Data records
(begin)

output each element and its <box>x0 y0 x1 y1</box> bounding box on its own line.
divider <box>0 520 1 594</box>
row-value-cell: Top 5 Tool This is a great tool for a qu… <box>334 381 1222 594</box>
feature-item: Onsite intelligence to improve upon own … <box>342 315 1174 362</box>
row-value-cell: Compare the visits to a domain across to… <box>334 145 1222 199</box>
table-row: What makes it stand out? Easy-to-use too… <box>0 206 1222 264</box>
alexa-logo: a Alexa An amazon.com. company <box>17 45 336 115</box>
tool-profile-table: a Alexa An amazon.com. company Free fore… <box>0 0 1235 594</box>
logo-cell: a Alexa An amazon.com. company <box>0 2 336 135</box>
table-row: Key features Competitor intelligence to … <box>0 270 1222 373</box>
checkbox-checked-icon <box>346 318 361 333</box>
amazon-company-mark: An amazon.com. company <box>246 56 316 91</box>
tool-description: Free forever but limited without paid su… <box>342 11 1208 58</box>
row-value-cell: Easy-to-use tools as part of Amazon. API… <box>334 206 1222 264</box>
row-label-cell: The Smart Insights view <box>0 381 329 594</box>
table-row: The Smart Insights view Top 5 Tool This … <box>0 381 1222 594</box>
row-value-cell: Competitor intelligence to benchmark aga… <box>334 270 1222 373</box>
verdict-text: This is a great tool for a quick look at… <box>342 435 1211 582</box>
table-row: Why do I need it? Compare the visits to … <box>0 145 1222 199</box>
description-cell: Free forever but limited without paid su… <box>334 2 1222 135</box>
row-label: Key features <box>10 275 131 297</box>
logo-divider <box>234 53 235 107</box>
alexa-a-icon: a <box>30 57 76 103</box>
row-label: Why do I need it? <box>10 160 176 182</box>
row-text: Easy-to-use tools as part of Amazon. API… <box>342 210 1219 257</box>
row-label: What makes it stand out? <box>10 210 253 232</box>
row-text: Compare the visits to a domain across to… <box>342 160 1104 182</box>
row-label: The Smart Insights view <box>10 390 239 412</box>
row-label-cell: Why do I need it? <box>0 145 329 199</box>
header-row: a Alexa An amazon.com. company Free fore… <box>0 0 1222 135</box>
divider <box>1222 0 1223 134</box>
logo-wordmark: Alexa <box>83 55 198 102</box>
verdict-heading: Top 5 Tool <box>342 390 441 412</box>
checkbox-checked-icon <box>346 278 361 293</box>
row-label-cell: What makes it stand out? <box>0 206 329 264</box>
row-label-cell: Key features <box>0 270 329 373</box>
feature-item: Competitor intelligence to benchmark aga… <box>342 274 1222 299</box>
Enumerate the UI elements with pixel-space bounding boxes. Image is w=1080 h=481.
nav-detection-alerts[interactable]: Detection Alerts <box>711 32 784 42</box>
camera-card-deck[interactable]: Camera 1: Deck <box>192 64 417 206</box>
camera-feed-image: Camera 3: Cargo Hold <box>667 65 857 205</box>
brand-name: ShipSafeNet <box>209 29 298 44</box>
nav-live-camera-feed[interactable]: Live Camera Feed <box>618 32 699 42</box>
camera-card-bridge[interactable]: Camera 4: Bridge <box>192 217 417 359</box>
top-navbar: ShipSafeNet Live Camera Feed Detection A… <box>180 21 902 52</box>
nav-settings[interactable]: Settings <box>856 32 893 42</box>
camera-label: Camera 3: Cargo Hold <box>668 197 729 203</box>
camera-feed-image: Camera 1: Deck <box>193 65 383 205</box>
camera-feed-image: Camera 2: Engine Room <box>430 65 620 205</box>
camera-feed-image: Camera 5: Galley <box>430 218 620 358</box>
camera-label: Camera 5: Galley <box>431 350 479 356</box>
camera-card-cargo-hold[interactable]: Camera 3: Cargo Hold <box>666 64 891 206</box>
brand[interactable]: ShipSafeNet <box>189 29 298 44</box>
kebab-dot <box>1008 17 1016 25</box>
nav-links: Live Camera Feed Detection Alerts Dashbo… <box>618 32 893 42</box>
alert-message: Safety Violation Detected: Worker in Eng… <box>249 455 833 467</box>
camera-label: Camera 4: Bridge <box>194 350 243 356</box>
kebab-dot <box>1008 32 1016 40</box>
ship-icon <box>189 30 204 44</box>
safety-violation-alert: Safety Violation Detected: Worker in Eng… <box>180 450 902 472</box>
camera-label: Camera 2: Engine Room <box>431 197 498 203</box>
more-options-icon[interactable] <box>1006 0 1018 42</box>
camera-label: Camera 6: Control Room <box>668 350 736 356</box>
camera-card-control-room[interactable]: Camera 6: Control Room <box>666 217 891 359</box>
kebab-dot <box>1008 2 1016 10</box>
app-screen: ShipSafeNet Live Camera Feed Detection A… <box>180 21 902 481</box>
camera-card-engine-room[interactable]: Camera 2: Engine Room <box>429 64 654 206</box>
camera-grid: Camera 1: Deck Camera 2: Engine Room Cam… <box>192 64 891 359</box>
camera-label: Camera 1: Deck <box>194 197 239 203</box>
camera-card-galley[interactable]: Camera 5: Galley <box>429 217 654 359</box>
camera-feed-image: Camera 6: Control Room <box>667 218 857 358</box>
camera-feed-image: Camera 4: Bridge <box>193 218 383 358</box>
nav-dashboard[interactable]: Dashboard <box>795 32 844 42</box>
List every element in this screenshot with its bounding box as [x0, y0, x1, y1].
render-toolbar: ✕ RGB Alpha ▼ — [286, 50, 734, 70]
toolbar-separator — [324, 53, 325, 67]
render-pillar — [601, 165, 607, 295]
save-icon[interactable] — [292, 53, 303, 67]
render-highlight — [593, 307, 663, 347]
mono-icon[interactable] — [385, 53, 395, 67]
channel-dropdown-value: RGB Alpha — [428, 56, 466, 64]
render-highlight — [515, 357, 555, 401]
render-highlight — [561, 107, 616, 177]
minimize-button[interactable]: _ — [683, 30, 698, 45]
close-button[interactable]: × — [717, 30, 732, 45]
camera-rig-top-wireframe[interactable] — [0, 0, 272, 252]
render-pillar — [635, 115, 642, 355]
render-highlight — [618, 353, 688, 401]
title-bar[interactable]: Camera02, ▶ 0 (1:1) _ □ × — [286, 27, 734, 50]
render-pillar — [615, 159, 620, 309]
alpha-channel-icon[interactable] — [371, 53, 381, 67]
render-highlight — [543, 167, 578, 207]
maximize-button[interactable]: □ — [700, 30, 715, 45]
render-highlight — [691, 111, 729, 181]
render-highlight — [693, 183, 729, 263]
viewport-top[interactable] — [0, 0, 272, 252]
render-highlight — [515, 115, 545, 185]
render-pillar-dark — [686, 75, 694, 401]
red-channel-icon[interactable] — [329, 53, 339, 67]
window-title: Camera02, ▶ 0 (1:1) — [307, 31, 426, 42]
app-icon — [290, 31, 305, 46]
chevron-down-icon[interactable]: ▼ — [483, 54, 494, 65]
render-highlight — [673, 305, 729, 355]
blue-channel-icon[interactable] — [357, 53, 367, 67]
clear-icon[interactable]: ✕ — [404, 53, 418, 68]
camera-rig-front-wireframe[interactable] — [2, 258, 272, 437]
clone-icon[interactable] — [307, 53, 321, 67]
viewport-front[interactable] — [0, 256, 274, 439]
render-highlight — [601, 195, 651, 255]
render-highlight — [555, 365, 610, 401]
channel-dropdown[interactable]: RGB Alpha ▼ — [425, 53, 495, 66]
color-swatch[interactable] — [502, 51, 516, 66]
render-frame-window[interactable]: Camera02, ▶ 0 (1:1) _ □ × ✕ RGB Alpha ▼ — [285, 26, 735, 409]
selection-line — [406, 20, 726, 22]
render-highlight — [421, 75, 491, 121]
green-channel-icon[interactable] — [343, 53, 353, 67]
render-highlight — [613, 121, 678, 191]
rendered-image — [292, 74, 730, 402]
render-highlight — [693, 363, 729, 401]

(end)

Work to be completed
Repeat all of the entries above word for word.

Correct output
output each element and its <box>x0 y0 x1 y1</box> bounding box on its own line.
divider <box>0 520 1 594</box>
row-value-cell: Top 5 Tool This is a great tool for a qu… <box>334 381 1222 594</box>
feature-item: Onsite intelligence to improve upon own … <box>342 315 1174 362</box>
row-value-cell: Compare the visits to a domain across to… <box>334 145 1222 199</box>
table-row: What makes it stand out? Easy-to-use too… <box>0 206 1222 264</box>
alexa-logo: a Alexa An amazon.com. company <box>17 45 336 115</box>
tool-profile-table: a Alexa An amazon.com. company Free fore… <box>0 0 1235 594</box>
logo-cell: a Alexa An amazon.com. company <box>0 2 336 135</box>
table-row: Key features Competitor intelligence to … <box>0 270 1222 373</box>
checkbox-checked-icon <box>346 318 361 333</box>
amazon-company-mark: An amazon.com. company <box>246 56 316 91</box>
tool-description: Free forever but limited without paid su… <box>342 11 1208 58</box>
row-value-cell: Easy-to-use tools as part of Amazon. API… <box>334 206 1222 264</box>
row-label-cell: The Smart Insights view <box>0 381 329 594</box>
table-row: The Smart Insights view Top 5 Tool This … <box>0 381 1222 594</box>
row-value-cell: Competitor intelligence to benchmark aga… <box>334 270 1222 373</box>
verdict-text: This is a great tool for a quick look at… <box>342 435 1211 582</box>
table-row: Why do I need it? Compare the visits to … <box>0 145 1222 199</box>
description-cell: Free forever but limited without paid su… <box>334 2 1222 135</box>
row-label: Key features <box>10 275 131 297</box>
logo-divider <box>234 53 235 107</box>
alexa-a-icon: a <box>30 57 76 103</box>
row-label: Why do I need it? <box>10 160 176 182</box>
row-text: Easy-to-use tools as part of Amazon. API… <box>342 210 1219 257</box>
row-label: What makes it stand out? <box>10 210 253 232</box>
row-text: Compare the visits to a domain across to… <box>342 160 1104 182</box>
row-label: The Smart Insights view <box>10 390 239 412</box>
row-label-cell: Why do I need it? <box>0 145 329 199</box>
header-row: a Alexa An amazon.com. company Free fore… <box>0 0 1222 135</box>
divider <box>1222 0 1223 134</box>
logo-wordmark: Alexa <box>83 55 198 102</box>
verdict-heading: Top 5 Tool <box>342 390 441 412</box>
checkbox-checked-icon <box>346 278 361 293</box>
row-label-cell: What makes it stand out? <box>0 206 329 264</box>
row-label-cell: Key features <box>0 270 329 373</box>
feature-item: Competitor intelligence to benchmark aga… <box>342 274 1222 299</box>
Enumerate the UI elements with pixel-space bounding boxes. Image is w=1080 h=481.
nav-detection-alerts[interactable]: Detection Alerts <box>711 32 784 42</box>
camera-card-deck[interactable]: Camera 1: Deck <box>192 64 417 206</box>
camera-feed-image: Camera 3: Cargo Hold <box>667 65 857 205</box>
brand-name: ShipSafeNet <box>209 29 298 44</box>
nav-live-camera-feed[interactable]: Live Camera Feed <box>618 32 699 42</box>
camera-card-bridge[interactable]: Camera 4: Bridge <box>192 217 417 359</box>
top-navbar: ShipSafeNet Live Camera Feed Detection A… <box>180 21 902 52</box>
nav-settings[interactable]: Settings <box>856 32 893 42</box>
camera-label: Camera 3: Cargo Hold <box>668 197 729 203</box>
camera-feed-image: Camera 1: Deck <box>193 65 383 205</box>
camera-feed-image: Camera 2: Engine Room <box>430 65 620 205</box>
camera-feed-image: Camera 5: Galley <box>430 218 620 358</box>
camera-label: Camera 5: Galley <box>431 350 479 356</box>
camera-card-cargo-hold[interactable]: Camera 3: Cargo Hold <box>666 64 891 206</box>
brand[interactable]: ShipSafeNet <box>189 29 298 44</box>
kebab-dot <box>1008 17 1016 25</box>
nav-links: Live Camera Feed Detection Alerts Dashbo… <box>618 32 893 42</box>
alert-message: Safety Violation Detected: Worker in Eng… <box>249 455 833 467</box>
camera-label: Camera 4: Bridge <box>194 350 243 356</box>
kebab-dot <box>1008 32 1016 40</box>
ship-icon <box>189 30 204 44</box>
safety-violation-alert: Safety Violation Detected: Worker in Eng… <box>180 450 902 472</box>
camera-label: Camera 2: Engine Room <box>431 197 498 203</box>
more-options-icon[interactable] <box>1006 0 1018 42</box>
camera-label: Camera 6: Control Room <box>668 350 736 356</box>
camera-card-control-room[interactable]: Camera 6: Control Room <box>666 217 891 359</box>
kebab-dot <box>1008 2 1016 10</box>
app-screen: ShipSafeNet Live Camera Feed Detection A… <box>180 21 902 481</box>
camera-card-engine-room[interactable]: Camera 2: Engine Room <box>429 64 654 206</box>
camera-grid: Camera 1: Deck Camera 2: Engine Room Cam… <box>192 64 891 359</box>
camera-label: Camera 1: Deck <box>194 197 239 203</box>
camera-card-galley[interactable]: Camera 5: Galley <box>429 217 654 359</box>
camera-feed-image: Camera 6: Control Room <box>667 218 857 358</box>
camera-feed-image: Camera 4: Bridge <box>193 218 383 358</box>
nav-dashboard[interactable]: Dashboard <box>795 32 844 42</box>
List every element in this screenshot with its bounding box as [x0, y0, x1, y1].
render-toolbar: ✕ RGB Alpha ▼ — [286, 50, 734, 70]
toolbar-separator — [324, 53, 325, 67]
render-pillar — [601, 165, 607, 295]
save-icon[interactable] — [292, 53, 303, 67]
render-highlight — [593, 307, 663, 347]
mono-icon[interactable] — [385, 53, 395, 67]
channel-dropdown-value: RGB Alpha — [428, 56, 466, 64]
render-highlight — [515, 357, 555, 401]
render-highlight — [561, 107, 616, 177]
minimize-button[interactable]: _ — [683, 30, 698, 45]
close-button[interactable]: × — [717, 30, 732, 45]
camera-rig-top-wireframe[interactable] — [0, 0, 272, 252]
render-pillar — [635, 115, 642, 355]
render-highlight — [618, 353, 688, 401]
title-bar[interactable]: Camera02, ▶ 0 (1:1) _ □ × — [286, 27, 734, 50]
render-pillar — [615, 159, 620, 309]
alpha-channel-icon[interactable] — [371, 53, 381, 67]
render-highlight — [543, 167, 578, 207]
maximize-button[interactable]: □ — [700, 30, 715, 45]
render-highlight — [691, 111, 729, 181]
render-highlight — [693, 183, 729, 263]
viewport-top[interactable] — [0, 0, 272, 252]
render-highlight — [515, 115, 545, 185]
render-pillar-dark — [686, 75, 694, 401]
red-channel-icon[interactable] — [329, 53, 339, 67]
window-title: Camera02, ▶ 0 (1:1) — [307, 31, 426, 42]
app-icon — [290, 31, 305, 46]
chevron-down-icon[interactable]: ▼ — [483, 54, 494, 65]
render-highlight — [673, 305, 729, 355]
blue-channel-icon[interactable] — [357, 53, 367, 67]
clear-icon[interactable]: ✕ — [404, 53, 418, 68]
camera-rig-front-wireframe[interactable] — [2, 258, 272, 437]
clone-icon[interactable] — [307, 53, 321, 67]
viewport-front[interactable] — [0, 256, 274, 439]
render-highlight — [601, 195, 651, 255]
render-highlight — [555, 365, 610, 401]
channel-dropdown[interactable]: RGB Alpha ▼ — [425, 53, 495, 66]
color-swatch[interactable] — [502, 51, 516, 66]
render-frame-window[interactable]: Camera02, ▶ 0 (1:1) _ □ × ✕ RGB Alpha ▼ — [285, 26, 735, 409]
selection-line — [406, 20, 726, 22]
render-highlight — [421, 75, 491, 121]
green-channel-icon[interactable] — [343, 53, 353, 67]
render-highlight — [613, 121, 678, 191]
rendered-image — [292, 74, 730, 402]
render-highlight — [693, 363, 729, 401]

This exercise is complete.